Extracts from a graphics dataset:
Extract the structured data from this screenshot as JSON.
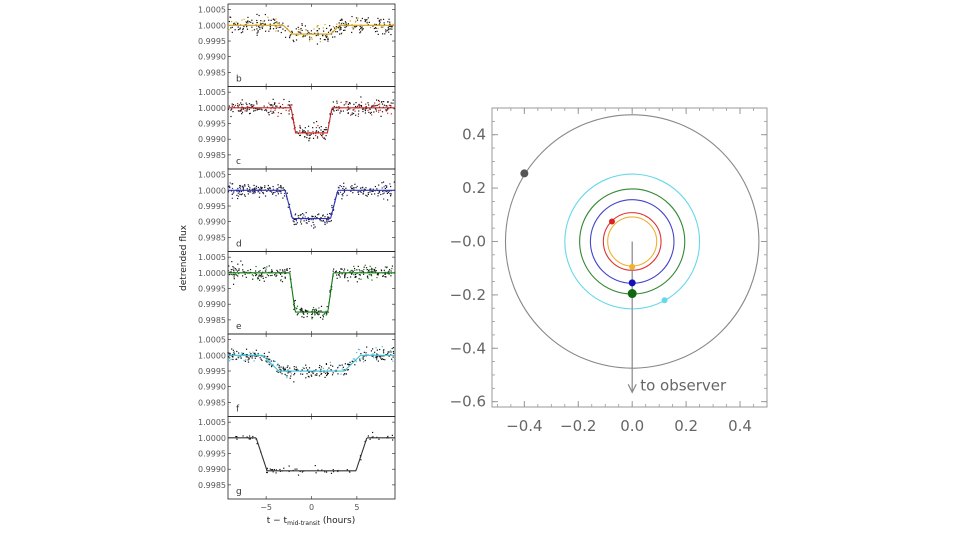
{
  "chart_data": [
    {
      "type": "scatter",
      "title": "",
      "ylabel": "detrended flux",
      "xlabel_parts": {
        "main": "t − t",
        "sub": "mid-transit",
        "unit": " (hours)"
      },
      "xlim": [
        -9.2,
        9.2
      ],
      "x_ticks": [
        -5,
        0,
        5
      ],
      "y_ticks": [
        "1.0005",
        "1.0000",
        "0.9995",
        "0.9990",
        "0.9985"
      ],
      "y_tick_values": [
        1.0005,
        1.0,
        0.9995,
        0.999,
        0.9985
      ],
      "ylim": [
        0.99805,
        1.00068
      ],
      "panels": [
        {
          "label": "b",
          "color": "#d4a017",
          "depth": 0.00028,
          "half_width": 2.6,
          "ingress": 1.0,
          "scatter": 0.00013
        },
        {
          "label": "c",
          "color": "#cc2222",
          "depth": 0.0008,
          "half_width": 2.0,
          "ingress": 0.5,
          "scatter": 0.00013
        },
        {
          "label": "d",
          "color": "#3333bb",
          "depth": 0.0009,
          "half_width": 2.5,
          "ingress": 0.8,
          "scatter": 0.00011
        },
        {
          "label": "e",
          "color": "#117711",
          "depth": 0.00125,
          "half_width": 2.1,
          "ingress": 0.6,
          "scatter": 0.00011
        },
        {
          "label": "f",
          "color": "#44c0d8",
          "depth": 0.0005,
          "half_width": 4.5,
          "ingress": 1.8,
          "scatter": 0.00011
        },
        {
          "label": "g",
          "color": "#333333",
          "depth": 0.00105,
          "half_width": 5.5,
          "ingress": 1.2,
          "scatter": 6e-05
        }
      ]
    },
    {
      "type": "orbit",
      "xlim": [
        -0.52,
        0.5
      ],
      "ylim": [
        -0.62,
        0.5
      ],
      "x_ticks": [
        -0.4,
        -0.2,
        0.0,
        0.2,
        0.4
      ],
      "x_tick_labels": [
        "−0.4",
        "−0.2",
        "0.0",
        "0.2",
        "0.4"
      ],
      "y_ticks": [
        0.4,
        0.2,
        0.0,
        -0.2,
        -0.4,
        -0.6
      ],
      "y_tick_labels": [
        "0.4",
        "0.2",
        "−0.0",
        "−0.2",
        "−0.4",
        "−0.6"
      ],
      "orbits": [
        {
          "name": "b",
          "radius": 0.091,
          "color": "#f0b030",
          "planet": [
            0.0,
            -0.095
          ]
        },
        {
          "name": "c",
          "radius": 0.107,
          "color": "#dd3333",
          "planet": [
            -0.075,
            0.075
          ]
        },
        {
          "name": "d",
          "radius": 0.155,
          "color": "#4444cc",
          "planet": [
            0.0,
            -0.155
          ]
        },
        {
          "name": "e",
          "radius": 0.195,
          "color": "#338833",
          "planet": [
            0.0,
            -0.195
          ]
        },
        {
          "name": "f",
          "radius": 0.25,
          "color": "#66d8e8",
          "planet": [
            0.12,
            -0.22
          ]
        },
        {
          "name": "g",
          "radius": 0.47,
          "color": "#888888",
          "planet": [
            -0.4,
            0.255
          ]
        }
      ],
      "planet_colors": {
        "b": "#f0b030",
        "c": "#dd2222",
        "d": "#1111bb",
        "e": "#116611",
        "f": "#66d8e8",
        "g": "#555555"
      },
      "arrow_label": "to observer",
      "arrow_from": [
        0.0,
        0.0
      ],
      "arrow_to": [
        0.0,
        -0.565
      ]
    }
  ]
}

Exercise instructions:
Set the pictures aside and transcribe the data above exactly.

Finished answer:
Extract the structured data from this screenshot as JSON.
{
  "chart_data": [
    {
      "type": "scatter",
      "title": "",
      "ylabel": "detrended flux",
      "xlabel_parts": {
        "main": "t − t",
        "sub": "mid-transit",
        "unit": " (hours)"
      },
      "xlim": [
        -9.2,
        9.2
      ],
      "x_ticks": [
        -5,
        0,
        5
      ],
      "y_ticks": [
        "1.0005",
        "1.0000",
        "0.9995",
        "0.9990",
        "0.9985"
      ],
      "y_tick_values": [
        1.0005,
        1.0,
        0.9995,
        0.999,
        0.9985
      ],
      "ylim": [
        0.99805,
        1.00068
      ],
      "panels": [
        {
          "label": "b",
          "color": "#d4a017",
          "depth": 0.00028,
          "half_width": 2.6,
          "ingress": 1.0,
          "scatter": 0.00013
        },
        {
          "label": "c",
          "color": "#cc2222",
          "depth": 0.0008,
          "half_width": 2.0,
          "ingress": 0.5,
          "scatter": 0.00013
        },
        {
          "label": "d",
          "color": "#3333bb",
          "depth": 0.0009,
          "half_width": 2.5,
          "ingress": 0.8,
          "scatter": 0.00011
        },
        {
          "label": "e",
          "color": "#117711",
          "depth": 0.00125,
          "half_width": 2.1,
          "ingress": 0.6,
          "scatter": 0.00011
        },
        {
          "label": "f",
          "color": "#44c0d8",
          "depth": 0.0005,
          "half_width": 4.5,
          "ingress": 1.8,
          "scatter": 0.00011
        },
        {
          "label": "g",
          "color": "#333333",
          "depth": 0.00105,
          "half_width": 5.5,
          "ingress": 1.2,
          "scatter": 6e-05
        }
      ]
    },
    {
      "type": "orbit",
      "xlim": [
        -0.52,
        0.5
      ],
      "ylim": [
        -0.62,
        0.5
      ],
      "x_ticks": [
        -0.4,
        -0.2,
        0.0,
        0.2,
        0.4
      ],
      "x_tick_labels": [
        "−0.4",
        "−0.2",
        "0.0",
        "0.2",
        "0.4"
      ],
      "y_ticks": [
        0.4,
        0.2,
        0.0,
        -0.2,
        -0.4,
        -0.6
      ],
      "y_tick_labels": [
        "0.4",
        "0.2",
        "−0.0",
        "−0.2",
        "−0.4",
        "−0.6"
      ],
      "orbits": [
        {
          "name": "b",
          "radius": 0.091,
          "color": "#f0b030",
          "planet": [
            0.0,
            -0.095
          ]
        },
        {
          "name": "c",
          "radius": 0.107,
          "color": "#dd3333",
          "planet": [
            -0.075,
            0.075
          ]
        },
        {
          "name": "d",
          "radius": 0.155,
          "color": "#4444cc",
          "planet": [
            0.0,
            -0.155
          ]
        },
        {
          "name": "e",
          "radius": 0.195,
          "color": "#338833",
          "planet": [
            0.0,
            -0.195
          ]
        },
        {
          "name": "f",
          "radius": 0.25,
          "color": "#66d8e8",
          "planet": [
            0.12,
            -0.22
          ]
        },
        {
          "name": "g",
          "radius": 0.47,
          "color": "#888888",
          "planet": [
            -0.4,
            0.255
          ]
        }
      ],
      "planet_colors": {
        "b": "#f0b030",
        "c": "#dd2222",
        "d": "#1111bb",
        "e": "#116611",
        "f": "#66d8e8",
        "g": "#555555"
      },
      "arrow_label": "to observer",
      "arrow_from": [
        0.0,
        0.0
      ],
      "arrow_to": [
        0.0,
        -0.565
      ]
    }
  ]
}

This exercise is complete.